#### EXERCISE INSTRUCTIONS
From the listing below, pull out every line where the string "туалетная" appears.

#### RECORD EXCERPTS
------

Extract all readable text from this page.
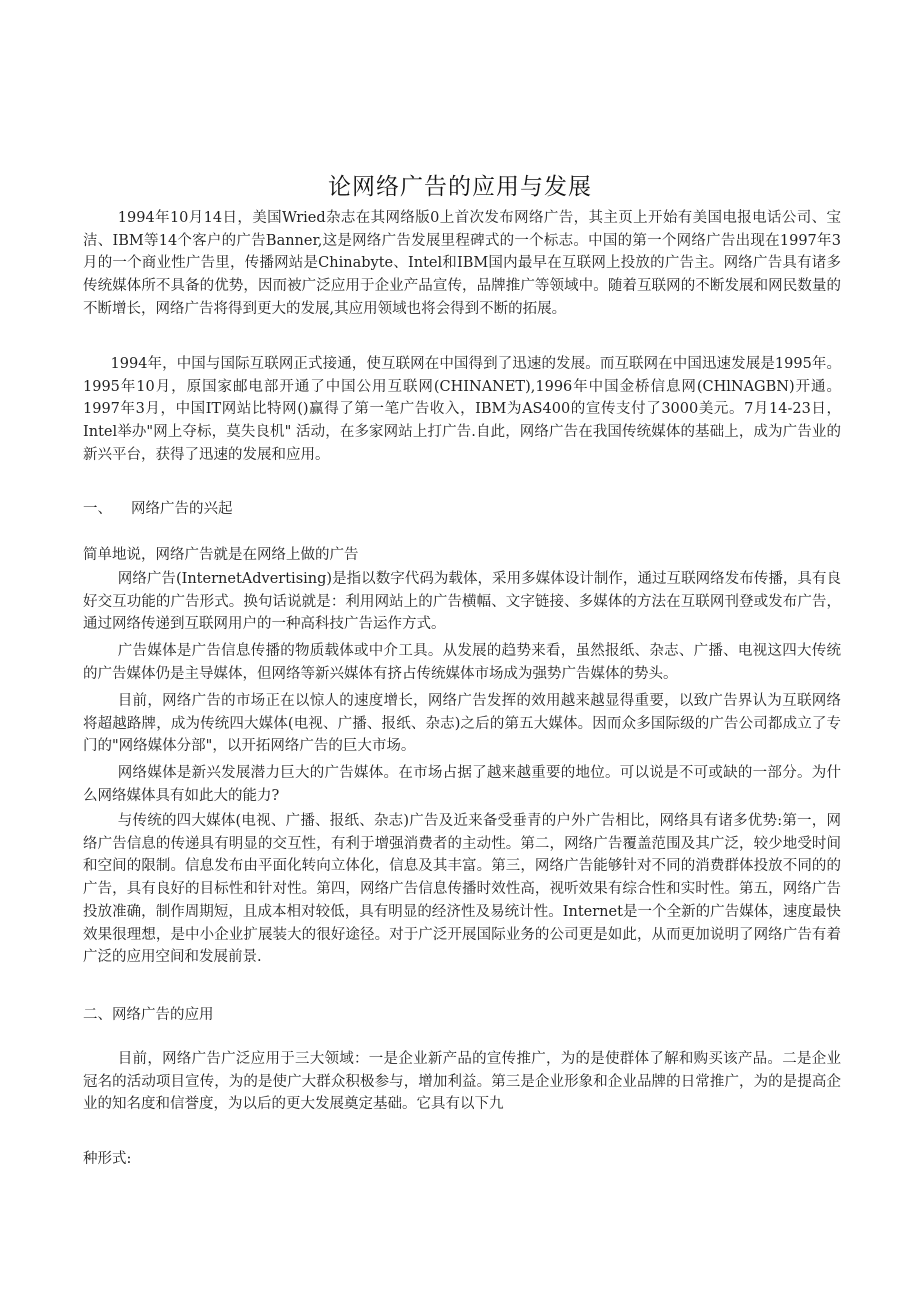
论网络广告的应用与发展

1994年10月14日，美国Wried杂志在其网络版0上首次发布网络广告，其主页上开始有美国电报电话公司、宝洁、IBM等14个客户的广告Banner,这是网络广告发展里程碑式的一个标志。中国的第一个网络广告出现在1997年3月的一个商业性广告里，传播网站是Chinabyte、Intel和IBM国内最早在互联网上投放的广告主。网络广告具有诸多传统媒体所不具备的优势，因而被广泛应用于企业产品宣传，品牌推广等领域中。随着互联网的不断发展和网民数量的不断增长，网络广告将得到更大的发展,其应用领域也将会得到不断的拓展。

1994年，中国与国际互联网正式接通，使互联网在中国得到了迅速的发展。而互联网在中国迅速发展是1995年。1995年10月，原国家邮电部开通了中国公用互联网(CHINANET),1996年中国金桥信息网(CHlNAGBN)开通。1997年3月，中国IT网站比特网()赢得了第一笔广告收入，IBM为AS400的宣传支付了3000美元。7月14-23日，Intel举办"网上夺标，莫失良机" 活动，在多家网站上打广告.自此，网络广告在我国传统媒体的基础上，成为广告业的新兴平台，获得了迅速的发展和应用。

一、 网络广告的兴起

简单地说，网络广告就是在网络上做的广告

网络广告(InternetAdvertising)是指以数字代码为载体，采用多媒体设计制作，通过互联网络发布传播，具有良好交互功能的广告形式。换句话说就是：利用网站上的广告横幅、文字链接、多媒体的方法在互联网刊登或发布广告，通过网络传递到互联网用户的一种高科技广告运作方式。

广告媒体是广告信息传播的物质载体或中介工具。从发展的趋势来看，虽然报纸、杂志、广播、电视这四大传统的广告媒体仍是主导媒体，但网络等新兴媒体有挤占传统媒体市场成为强势广告媒体的势头。

目前，网络广告的市场正在以惊人的速度增长，网络广告发挥的效用越来越显得重要，以致广告界认为互联网络将超越路牌，成为传统四大媒体(电视、广播、报纸、杂志)之后的第五大媒体。因而众多国际级的广告公司都成立了专门的"网络媒体分部"，以开拓网络广告的巨大市场。

网络媒体是新兴发展潜力巨大的广告媒体。在市场占据了越来越重要的地位。可以说是不可或缺的一部分。为什么网络媒体具有如此大的能力?

与传统的四大媒体(电视、广播、报纸、杂志)广告及近来备受垂青的户外广告相比，网络具有诸多优势:第一，网络广告信息的传递具有明显的交互性，有利于增强消费者的主动性。第二，网络广告覆盖范围及其广泛，较少地受时间和空间的限制。信息发布由平面化转向立体化，信息及其丰富。第三，网络广告能够针对不同的消费群体投放不同的的广告，具有良好的目标性和针对性。第四，网络广告信息传播时效性高，视听效果有综合性和实时性。第五，网络广告投放准确，制作周期短，且成本相对较低，具有明显的经济性及易统计性。Internet是一个全新的广告媒体，速度最快效果很理想，是中小企业扩展装大的很好途径。对于广泛开展国际业务的公司更是如此，从而更加说明了网络广告有着广泛的应用空间和发展前景.

二、网络广告的应用

目前，网络广告广泛应用于三大领域：一是企业新产品的宣传推广，为的是使群体了解和购买该产品。二是企业冠名的活动项目宣传，为的是使广大群众积极参与，增加利益。第三是企业形象和企业品牌的日常推广，为的是提高企业的知名度和信誉度，为以后的更大发展奠定基础。它具有以下九

种形式:
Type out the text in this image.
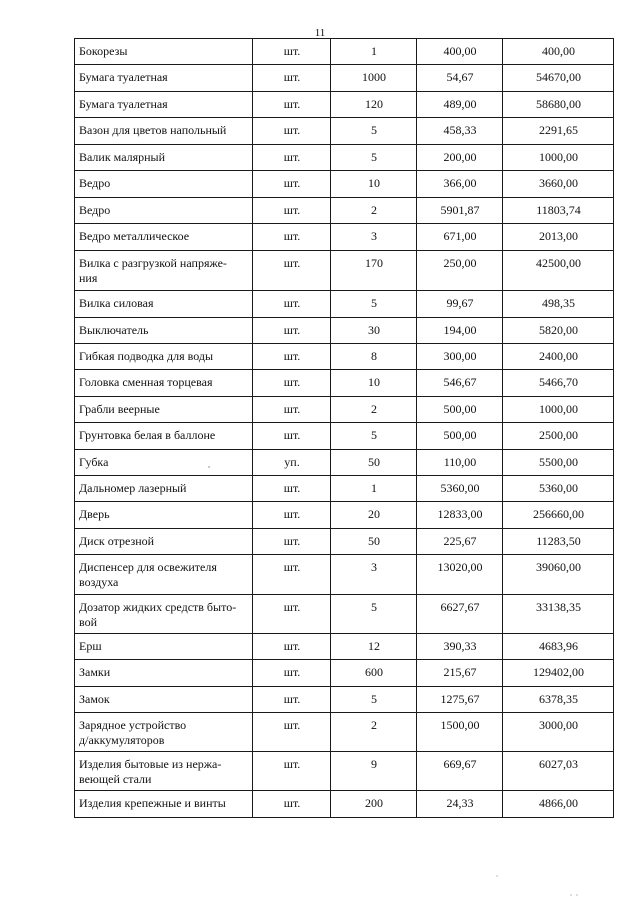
11
Бокорезы	шт.	1	400,00	400,00
Бумага туалетная	шт.	1000	54,67	54670,00
Бумага туалетная	шт.	120	489,00	58680,00
Вазон для цветов напольный	шт.	5	458,33	2291,65
Валик малярный	шт.	5	200,00	1000,00
Ведро	шт.	10	366,00	3660,00
Ведро	шт.	2	5901,87	11803,74
Ведро металлическое	шт.	3	671,00	2013,00
Вилка с разгрузкой напряже-
ния	шт.	170	250,00	42500,00
Вилка силовая	шт.	5	99,67	498,35
Выключатель	шт.	30	194,00	5820,00
Гибкая подводка для воды	шт.	8	300,00	2400,00
Головка сменная торцевая	шт.	10	546,67	5466,70
Грабли веерные	шт.	2	500,00	1000,00
Грунтовка белая в баллоне	шт.	5	500,00	2500,00
Губка	уп.	50	110,00	5500,00
Дальномер лазерный	шт.	1	5360,00	5360,00
Дверь	шт.	20	12833,00	256660,00
Диск отрезной	шт.	50	225,67	11283,50
Диспенсер для освежителя
воздуха	шт.	3	13020,00	39060,00
Дозатор жидких средств быто-
вой	шт.	5	6627,67	33138,35
Ерш	шт.	12	390,33	4683,96
Замки	шт.	600	215,67	129402,00
Замок	шт.	5	1275,67	6378,35
Зарядное устройство
д/аккумуляторов	шт.	2	1500,00	3000,00
Изделия бытовые из нержа-
веющей стали	шт.	9	669,67	6027,03
Изделия крепежные и винты	шт.	200	24,33	4866,00
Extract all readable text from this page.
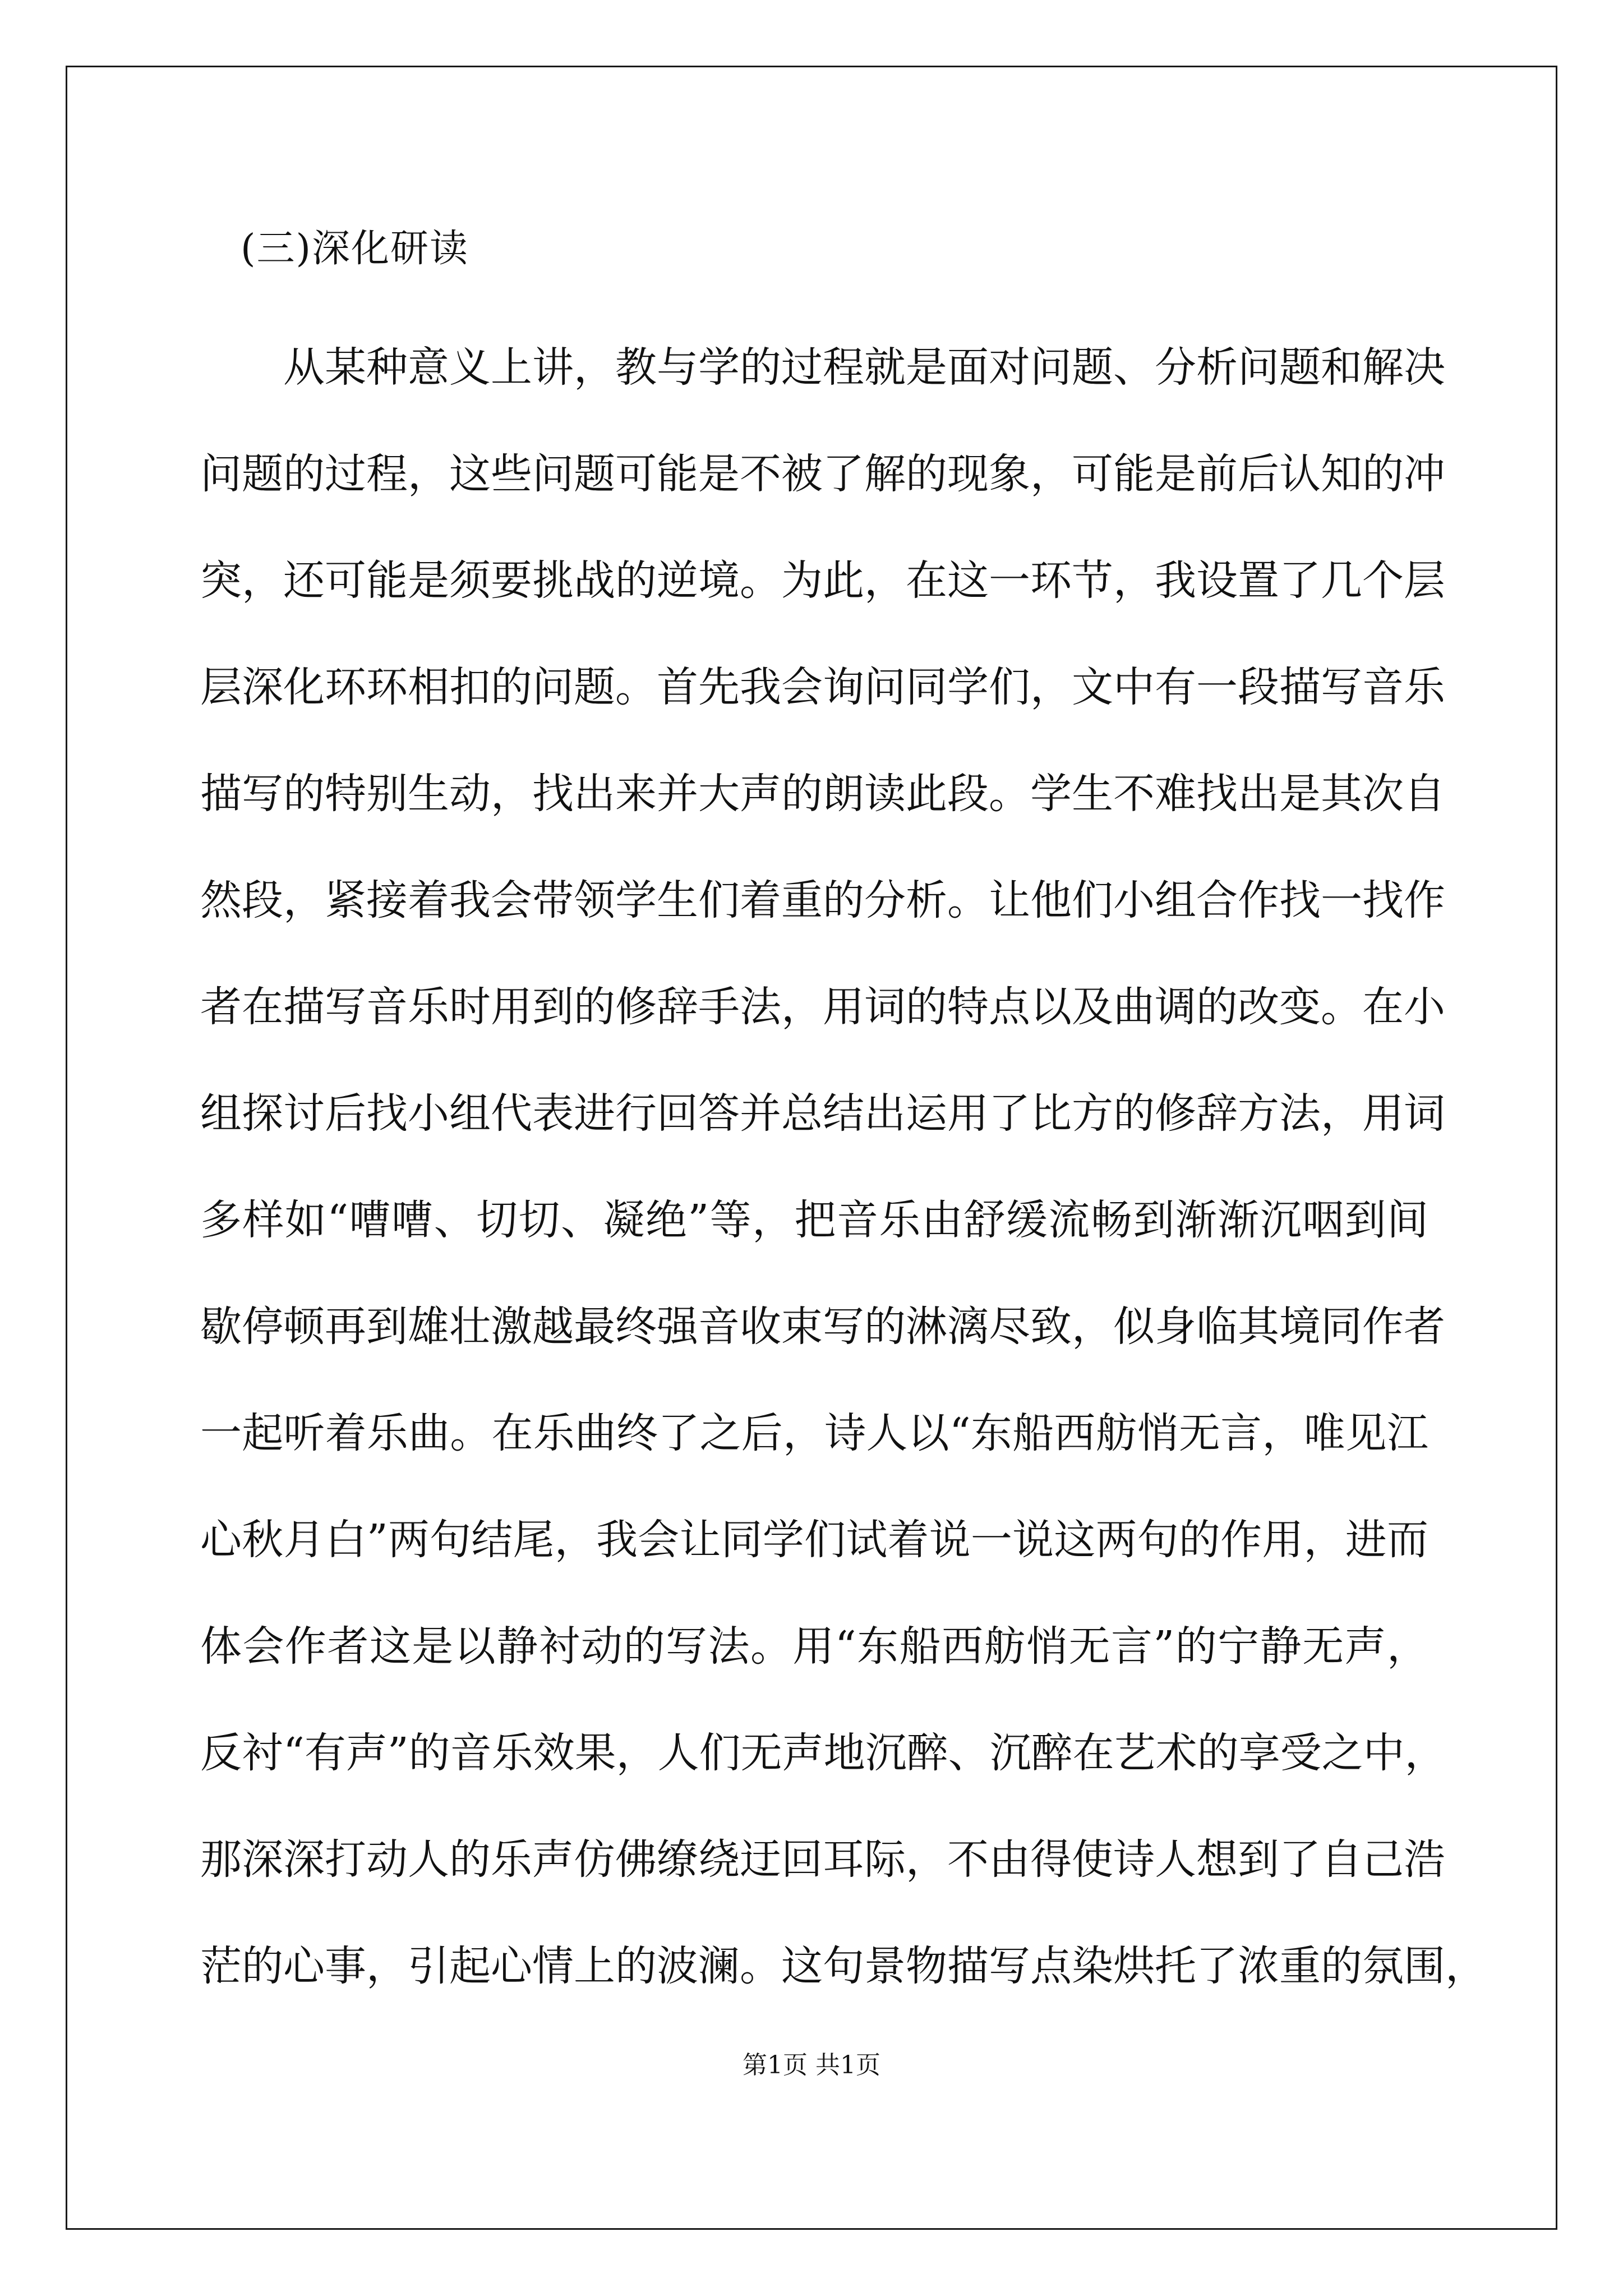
(三)深化研读
从某种意义上讲，教与学的过程就是面对问题、分析问题和解决
问题的过程，这些问题可能是不被了解的现象，可能是前后认知的冲
突，还可能是须要挑战的逆境。为此，在这一环节，我设置了几个层
层深化环环相扣的问题。首先我会询问同学们，文中有一段描写音乐
描写的特别生动，找出来并大声的朗读此段。学生不难找出是其次自
然段，紧接着我会带领学生们着重的分析。让他们小组合作找一找作
者在描写音乐时用到的修辞手法，用词的特点以及曲调的改变。在小
组探讨后找小组代表进行回答并总结出运用了比方的修辞方法，用词
多样如“嘈嘈、切切、凝绝”等，把音乐由舒缓流畅到渐渐沉咽到间
歇停顿再到雄壮激越最终强音收束写的淋漓尽致，似身临其境同作者
一起听着乐曲。在乐曲终了之后，诗人以“东船西舫悄无言，唯见江
心秋月白”两句结尾，我会让同学们试着说一说这两句的作用，进而
体会作者这是以静衬动的写法。用“东船西舫悄无言”的宁静无声，
反衬“有声”的音乐效果，人们无声地沉醉、沉醉在艺术的享受之中，
那深深打动人的乐声仿佛缭绕迂回耳际，不由得使诗人想到了自己浩
茫的心事，引起心情上的波澜。这句景物描写点染烘托了浓重的氛围，
第1页 共1页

------

#### THE RESULT
Бумага туалетная	шт.	1000	54,67	54670,00
Бумага туалетная	шт.	120	489,00	58680,00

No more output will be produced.